## Goal of the exercise
Where a line in the listing contains the string "Estep", copy that line out.

Collected data entries:
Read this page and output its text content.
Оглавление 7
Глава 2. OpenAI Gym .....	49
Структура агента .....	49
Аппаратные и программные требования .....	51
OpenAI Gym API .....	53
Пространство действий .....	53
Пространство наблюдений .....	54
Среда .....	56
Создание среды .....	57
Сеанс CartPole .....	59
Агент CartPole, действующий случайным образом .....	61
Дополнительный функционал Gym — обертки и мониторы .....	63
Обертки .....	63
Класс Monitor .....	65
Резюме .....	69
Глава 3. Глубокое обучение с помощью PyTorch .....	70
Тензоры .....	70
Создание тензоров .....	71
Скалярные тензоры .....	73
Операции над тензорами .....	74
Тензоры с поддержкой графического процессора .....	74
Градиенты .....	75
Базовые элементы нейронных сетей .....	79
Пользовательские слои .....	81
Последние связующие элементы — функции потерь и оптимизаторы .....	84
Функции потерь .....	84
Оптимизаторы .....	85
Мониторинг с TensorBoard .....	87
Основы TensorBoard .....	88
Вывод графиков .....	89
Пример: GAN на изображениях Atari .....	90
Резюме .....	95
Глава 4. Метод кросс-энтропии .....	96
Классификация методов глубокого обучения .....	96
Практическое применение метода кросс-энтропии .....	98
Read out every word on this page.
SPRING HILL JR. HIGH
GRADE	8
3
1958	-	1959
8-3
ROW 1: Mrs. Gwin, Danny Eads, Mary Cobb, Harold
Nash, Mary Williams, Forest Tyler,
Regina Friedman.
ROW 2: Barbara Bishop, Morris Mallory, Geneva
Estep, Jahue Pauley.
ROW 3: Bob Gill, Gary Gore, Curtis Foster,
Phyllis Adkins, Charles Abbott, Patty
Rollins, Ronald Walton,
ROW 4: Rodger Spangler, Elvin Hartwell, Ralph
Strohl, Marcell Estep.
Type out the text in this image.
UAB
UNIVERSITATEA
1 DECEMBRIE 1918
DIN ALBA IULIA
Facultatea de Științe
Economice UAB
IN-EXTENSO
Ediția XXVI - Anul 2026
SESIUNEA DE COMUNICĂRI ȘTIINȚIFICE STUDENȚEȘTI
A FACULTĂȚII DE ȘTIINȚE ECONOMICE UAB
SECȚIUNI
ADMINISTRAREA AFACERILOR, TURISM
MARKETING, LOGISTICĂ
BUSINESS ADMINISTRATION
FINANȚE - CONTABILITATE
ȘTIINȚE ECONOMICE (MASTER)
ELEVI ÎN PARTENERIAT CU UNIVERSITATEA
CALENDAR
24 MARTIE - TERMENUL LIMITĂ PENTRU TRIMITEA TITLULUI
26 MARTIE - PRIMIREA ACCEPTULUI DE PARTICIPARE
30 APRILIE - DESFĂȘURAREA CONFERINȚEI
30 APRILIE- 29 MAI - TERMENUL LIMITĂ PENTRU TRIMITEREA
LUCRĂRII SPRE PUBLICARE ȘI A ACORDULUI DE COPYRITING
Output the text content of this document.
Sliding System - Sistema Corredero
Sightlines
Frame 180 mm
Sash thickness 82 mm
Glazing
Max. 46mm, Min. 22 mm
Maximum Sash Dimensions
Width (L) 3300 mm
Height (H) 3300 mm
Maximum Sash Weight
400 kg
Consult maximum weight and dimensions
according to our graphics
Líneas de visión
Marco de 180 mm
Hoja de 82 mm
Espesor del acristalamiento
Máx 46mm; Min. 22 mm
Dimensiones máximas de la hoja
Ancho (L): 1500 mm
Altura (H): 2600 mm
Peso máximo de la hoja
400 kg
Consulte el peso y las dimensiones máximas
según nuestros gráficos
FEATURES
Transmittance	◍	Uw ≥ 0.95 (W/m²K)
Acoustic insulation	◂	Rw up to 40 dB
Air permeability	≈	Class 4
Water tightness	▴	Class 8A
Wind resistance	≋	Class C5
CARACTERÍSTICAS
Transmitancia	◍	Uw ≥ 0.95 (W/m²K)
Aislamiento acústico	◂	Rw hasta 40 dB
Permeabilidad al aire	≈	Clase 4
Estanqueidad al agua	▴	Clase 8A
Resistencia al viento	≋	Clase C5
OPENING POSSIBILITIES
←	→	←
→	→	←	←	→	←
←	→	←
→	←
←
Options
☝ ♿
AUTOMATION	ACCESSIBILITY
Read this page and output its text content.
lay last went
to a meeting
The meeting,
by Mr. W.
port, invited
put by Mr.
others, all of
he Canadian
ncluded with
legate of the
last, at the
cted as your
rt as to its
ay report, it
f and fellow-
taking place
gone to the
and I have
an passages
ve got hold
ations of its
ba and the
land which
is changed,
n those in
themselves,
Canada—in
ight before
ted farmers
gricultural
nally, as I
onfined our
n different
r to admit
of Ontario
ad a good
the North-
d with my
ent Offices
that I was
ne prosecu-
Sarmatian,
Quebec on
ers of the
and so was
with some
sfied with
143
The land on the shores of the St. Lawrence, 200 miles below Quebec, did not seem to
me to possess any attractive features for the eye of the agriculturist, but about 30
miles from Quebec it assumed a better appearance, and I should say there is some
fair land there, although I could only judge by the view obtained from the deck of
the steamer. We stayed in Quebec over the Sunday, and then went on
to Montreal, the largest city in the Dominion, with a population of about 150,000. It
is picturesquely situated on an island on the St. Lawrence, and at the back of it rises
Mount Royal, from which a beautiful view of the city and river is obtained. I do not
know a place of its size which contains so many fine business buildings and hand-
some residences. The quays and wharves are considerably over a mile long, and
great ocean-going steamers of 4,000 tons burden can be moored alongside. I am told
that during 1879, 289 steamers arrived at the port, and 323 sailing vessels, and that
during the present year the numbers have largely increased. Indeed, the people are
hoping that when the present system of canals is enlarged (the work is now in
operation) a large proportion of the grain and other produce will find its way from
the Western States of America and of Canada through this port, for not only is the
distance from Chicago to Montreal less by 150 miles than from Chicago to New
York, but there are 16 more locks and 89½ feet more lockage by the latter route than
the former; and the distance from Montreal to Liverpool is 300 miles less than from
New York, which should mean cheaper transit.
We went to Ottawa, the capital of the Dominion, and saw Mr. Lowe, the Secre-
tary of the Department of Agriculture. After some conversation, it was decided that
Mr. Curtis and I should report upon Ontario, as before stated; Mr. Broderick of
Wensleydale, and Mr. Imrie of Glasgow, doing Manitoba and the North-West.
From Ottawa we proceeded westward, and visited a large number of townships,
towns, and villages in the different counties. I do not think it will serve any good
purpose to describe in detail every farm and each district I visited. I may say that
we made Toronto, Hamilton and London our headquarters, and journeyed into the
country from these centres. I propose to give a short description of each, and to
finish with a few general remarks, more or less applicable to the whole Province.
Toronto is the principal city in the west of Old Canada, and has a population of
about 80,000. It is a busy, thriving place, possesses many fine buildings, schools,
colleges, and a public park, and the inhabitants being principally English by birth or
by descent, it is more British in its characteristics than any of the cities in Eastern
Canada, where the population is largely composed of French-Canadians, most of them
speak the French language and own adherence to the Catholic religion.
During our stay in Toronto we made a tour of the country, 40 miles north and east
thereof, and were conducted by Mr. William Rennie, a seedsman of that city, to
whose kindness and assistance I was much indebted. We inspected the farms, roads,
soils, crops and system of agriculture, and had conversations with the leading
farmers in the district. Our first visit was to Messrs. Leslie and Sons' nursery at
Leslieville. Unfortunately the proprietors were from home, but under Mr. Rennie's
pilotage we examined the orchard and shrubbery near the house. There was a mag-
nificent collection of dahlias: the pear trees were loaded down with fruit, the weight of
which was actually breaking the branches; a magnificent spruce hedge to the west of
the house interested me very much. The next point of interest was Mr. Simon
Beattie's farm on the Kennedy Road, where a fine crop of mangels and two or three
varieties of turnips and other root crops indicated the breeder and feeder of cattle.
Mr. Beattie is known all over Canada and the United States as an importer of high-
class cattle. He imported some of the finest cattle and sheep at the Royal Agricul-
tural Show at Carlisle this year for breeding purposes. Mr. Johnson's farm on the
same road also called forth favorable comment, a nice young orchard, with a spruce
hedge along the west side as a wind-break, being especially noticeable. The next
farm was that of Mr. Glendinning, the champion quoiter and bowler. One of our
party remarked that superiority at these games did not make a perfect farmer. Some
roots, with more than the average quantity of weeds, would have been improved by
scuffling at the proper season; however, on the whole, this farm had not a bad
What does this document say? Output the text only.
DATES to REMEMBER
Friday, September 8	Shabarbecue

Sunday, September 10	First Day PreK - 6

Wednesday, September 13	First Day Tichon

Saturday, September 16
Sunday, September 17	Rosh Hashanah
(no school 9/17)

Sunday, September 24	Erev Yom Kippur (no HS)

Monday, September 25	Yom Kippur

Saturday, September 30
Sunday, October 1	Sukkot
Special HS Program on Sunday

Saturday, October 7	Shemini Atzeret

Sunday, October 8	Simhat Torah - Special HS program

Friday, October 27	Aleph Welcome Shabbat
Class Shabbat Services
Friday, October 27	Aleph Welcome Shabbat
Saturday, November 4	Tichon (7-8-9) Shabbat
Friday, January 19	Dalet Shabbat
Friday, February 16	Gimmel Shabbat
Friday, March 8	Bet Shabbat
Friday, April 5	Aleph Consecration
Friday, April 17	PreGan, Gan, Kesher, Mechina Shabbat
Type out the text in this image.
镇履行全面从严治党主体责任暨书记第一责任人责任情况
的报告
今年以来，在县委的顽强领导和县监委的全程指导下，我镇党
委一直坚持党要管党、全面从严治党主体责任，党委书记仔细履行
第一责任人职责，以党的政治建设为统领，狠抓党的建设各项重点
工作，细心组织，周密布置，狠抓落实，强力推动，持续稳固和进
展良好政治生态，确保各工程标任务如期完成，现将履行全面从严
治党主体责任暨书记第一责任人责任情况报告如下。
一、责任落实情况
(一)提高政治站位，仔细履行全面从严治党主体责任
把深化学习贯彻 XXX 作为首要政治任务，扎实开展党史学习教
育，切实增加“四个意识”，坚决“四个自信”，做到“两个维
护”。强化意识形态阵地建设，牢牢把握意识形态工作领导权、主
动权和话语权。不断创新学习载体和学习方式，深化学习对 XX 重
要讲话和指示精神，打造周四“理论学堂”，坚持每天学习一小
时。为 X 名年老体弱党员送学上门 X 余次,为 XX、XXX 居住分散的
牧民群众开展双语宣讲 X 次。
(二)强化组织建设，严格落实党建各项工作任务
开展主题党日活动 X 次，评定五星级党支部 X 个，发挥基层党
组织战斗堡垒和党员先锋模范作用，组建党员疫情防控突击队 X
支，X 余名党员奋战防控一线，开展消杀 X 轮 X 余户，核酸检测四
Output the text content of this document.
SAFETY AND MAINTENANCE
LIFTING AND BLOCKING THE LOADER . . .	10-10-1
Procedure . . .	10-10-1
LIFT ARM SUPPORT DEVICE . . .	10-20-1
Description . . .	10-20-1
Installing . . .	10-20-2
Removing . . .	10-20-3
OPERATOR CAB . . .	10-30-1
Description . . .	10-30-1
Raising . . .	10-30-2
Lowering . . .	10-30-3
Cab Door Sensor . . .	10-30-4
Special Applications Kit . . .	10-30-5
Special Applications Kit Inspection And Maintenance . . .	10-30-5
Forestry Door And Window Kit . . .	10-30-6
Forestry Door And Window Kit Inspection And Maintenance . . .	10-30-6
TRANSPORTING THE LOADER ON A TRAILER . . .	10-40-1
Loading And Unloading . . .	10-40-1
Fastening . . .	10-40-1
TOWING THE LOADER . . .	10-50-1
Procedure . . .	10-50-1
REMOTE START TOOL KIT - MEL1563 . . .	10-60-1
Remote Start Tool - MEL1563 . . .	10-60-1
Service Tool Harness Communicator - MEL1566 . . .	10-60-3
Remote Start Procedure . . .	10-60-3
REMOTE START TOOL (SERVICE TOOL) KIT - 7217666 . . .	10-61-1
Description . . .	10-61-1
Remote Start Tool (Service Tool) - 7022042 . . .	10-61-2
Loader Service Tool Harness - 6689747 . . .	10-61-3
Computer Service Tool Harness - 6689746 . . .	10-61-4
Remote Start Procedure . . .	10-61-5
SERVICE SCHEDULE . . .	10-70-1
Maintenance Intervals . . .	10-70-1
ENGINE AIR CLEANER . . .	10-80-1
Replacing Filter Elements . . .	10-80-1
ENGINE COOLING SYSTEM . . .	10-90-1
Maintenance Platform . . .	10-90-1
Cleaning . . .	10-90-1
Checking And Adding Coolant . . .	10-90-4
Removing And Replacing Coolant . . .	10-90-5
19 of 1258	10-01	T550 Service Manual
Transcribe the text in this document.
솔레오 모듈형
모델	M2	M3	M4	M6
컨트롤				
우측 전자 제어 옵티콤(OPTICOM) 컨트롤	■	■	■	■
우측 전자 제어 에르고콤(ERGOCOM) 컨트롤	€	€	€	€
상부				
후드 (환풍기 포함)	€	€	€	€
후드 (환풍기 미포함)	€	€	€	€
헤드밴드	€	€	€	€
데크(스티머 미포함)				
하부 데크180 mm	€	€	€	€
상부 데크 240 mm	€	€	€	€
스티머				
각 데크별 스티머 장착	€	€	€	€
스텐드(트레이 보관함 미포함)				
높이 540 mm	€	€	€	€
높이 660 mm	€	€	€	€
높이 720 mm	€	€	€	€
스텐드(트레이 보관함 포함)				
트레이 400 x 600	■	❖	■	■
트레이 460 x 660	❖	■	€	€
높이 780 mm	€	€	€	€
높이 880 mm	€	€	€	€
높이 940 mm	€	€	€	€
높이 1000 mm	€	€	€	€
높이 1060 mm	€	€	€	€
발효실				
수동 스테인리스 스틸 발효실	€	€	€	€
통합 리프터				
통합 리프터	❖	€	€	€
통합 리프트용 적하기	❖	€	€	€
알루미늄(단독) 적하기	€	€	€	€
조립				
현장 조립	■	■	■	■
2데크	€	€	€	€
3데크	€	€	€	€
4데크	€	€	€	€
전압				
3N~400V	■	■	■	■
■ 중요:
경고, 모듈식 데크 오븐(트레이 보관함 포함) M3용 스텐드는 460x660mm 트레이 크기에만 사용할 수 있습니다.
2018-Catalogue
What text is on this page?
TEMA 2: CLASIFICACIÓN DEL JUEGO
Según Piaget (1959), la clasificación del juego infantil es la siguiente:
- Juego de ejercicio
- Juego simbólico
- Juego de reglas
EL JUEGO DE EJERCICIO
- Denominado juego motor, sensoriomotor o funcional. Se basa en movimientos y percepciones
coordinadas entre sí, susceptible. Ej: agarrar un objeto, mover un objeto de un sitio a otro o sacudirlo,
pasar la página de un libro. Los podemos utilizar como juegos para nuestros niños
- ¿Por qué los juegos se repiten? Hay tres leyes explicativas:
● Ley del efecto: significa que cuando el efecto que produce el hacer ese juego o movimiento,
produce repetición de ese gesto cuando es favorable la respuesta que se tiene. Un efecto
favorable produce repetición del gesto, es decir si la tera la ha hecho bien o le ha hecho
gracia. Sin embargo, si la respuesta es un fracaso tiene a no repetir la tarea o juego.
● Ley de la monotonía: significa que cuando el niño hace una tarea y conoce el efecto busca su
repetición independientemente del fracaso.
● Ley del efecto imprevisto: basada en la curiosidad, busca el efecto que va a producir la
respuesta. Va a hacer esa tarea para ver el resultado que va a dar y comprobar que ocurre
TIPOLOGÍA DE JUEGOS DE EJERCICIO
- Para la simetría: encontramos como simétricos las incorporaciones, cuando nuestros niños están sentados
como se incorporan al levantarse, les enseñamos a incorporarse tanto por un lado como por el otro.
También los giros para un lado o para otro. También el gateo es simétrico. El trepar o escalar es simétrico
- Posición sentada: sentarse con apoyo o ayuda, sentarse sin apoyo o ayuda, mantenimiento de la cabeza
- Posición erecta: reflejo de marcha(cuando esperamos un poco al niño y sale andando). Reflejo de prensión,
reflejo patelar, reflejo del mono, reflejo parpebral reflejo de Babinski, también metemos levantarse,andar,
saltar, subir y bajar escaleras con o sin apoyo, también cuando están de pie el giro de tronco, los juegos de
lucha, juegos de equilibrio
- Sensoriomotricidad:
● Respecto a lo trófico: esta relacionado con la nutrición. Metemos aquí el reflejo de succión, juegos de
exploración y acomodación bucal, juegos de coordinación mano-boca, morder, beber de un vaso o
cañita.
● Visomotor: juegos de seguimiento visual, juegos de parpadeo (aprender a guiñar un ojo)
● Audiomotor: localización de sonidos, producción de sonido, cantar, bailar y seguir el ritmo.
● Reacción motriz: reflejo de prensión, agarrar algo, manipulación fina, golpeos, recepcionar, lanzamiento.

## Response below
Estep, Jahue Pauley.
Strohl, Marcell Estep.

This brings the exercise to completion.